- [TASK REQUIREMENTS]:
Below are the records; collect from them each line containing the string "CANopen".

- [MATERIAL SUPPLIED]:
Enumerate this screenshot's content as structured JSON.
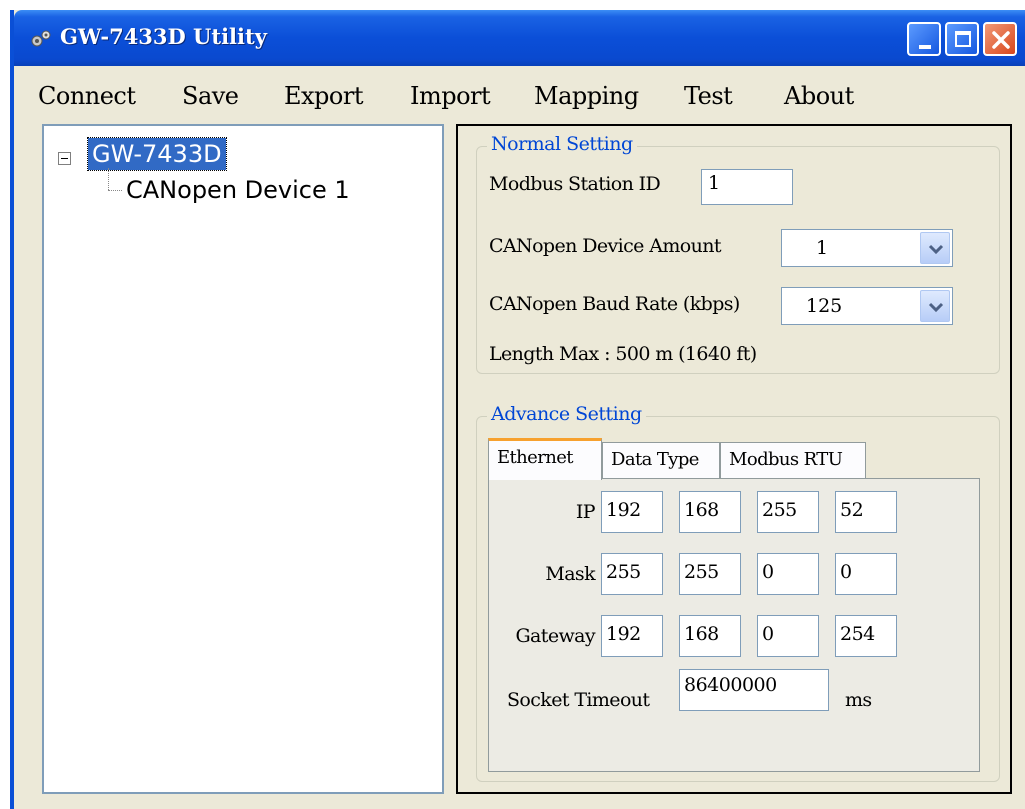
{
  "window": {
    "title": "GW-7433D Utility"
  },
  "menu": [
    "Connect",
    "Save",
    "Export",
    "Import",
    "Mapping",
    "Test",
    "About"
  ],
  "tree": {
    "root": "GW-7433D",
    "child": "CANopen Device 1"
  },
  "normal": {
    "title": "Normal Setting",
    "station_label": "Modbus Station ID",
    "station_value": "1",
    "amount_label": "CANopen Device Amount",
    "amount_value": "1",
    "baud_label": "CANopen Baud Rate (kbps)",
    "baud_value": "125",
    "length_text": "Length Max : 500 m (1640 ft)"
  },
  "advance": {
    "title": "Advance Setting",
    "tabs": [
      "Ethernet",
      "Data Type",
      "Modbus RTU"
    ],
    "ip_label": "IP",
    "ip": [
      "192",
      "168",
      "255",
      "52"
    ],
    "mask_label": "Mask",
    "mask": [
      "255",
      "255",
      "0",
      "0"
    ],
    "gateway_label": "Gateway",
    "gateway": [
      "192",
      "168",
      "0",
      "254"
    ],
    "timeout_label": "Socket Timeout",
    "timeout_value": "86400000",
    "timeout_unit": "ms"
  },
  "colors": {
    "titlebar": "#0b4fd8",
    "window_bg": "#ece9d8",
    "selection": "#316ac5",
    "group_title": "#0046d5",
    "tab_accent": "#f7a12e"
  },
  "icons": [
    "gears-icon",
    "minimize-icon",
    "maximize-icon",
    "close-icon",
    "tree-collapse-icon",
    "dropdown-arrow-icon"
  ]
}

- [EXERCISE SOLUTION]:
    "child": "CANopen Device 1"
    "amount_label": "CANopen Device Amount",
    "baud_label": "CANopen Baud Rate (kbps)",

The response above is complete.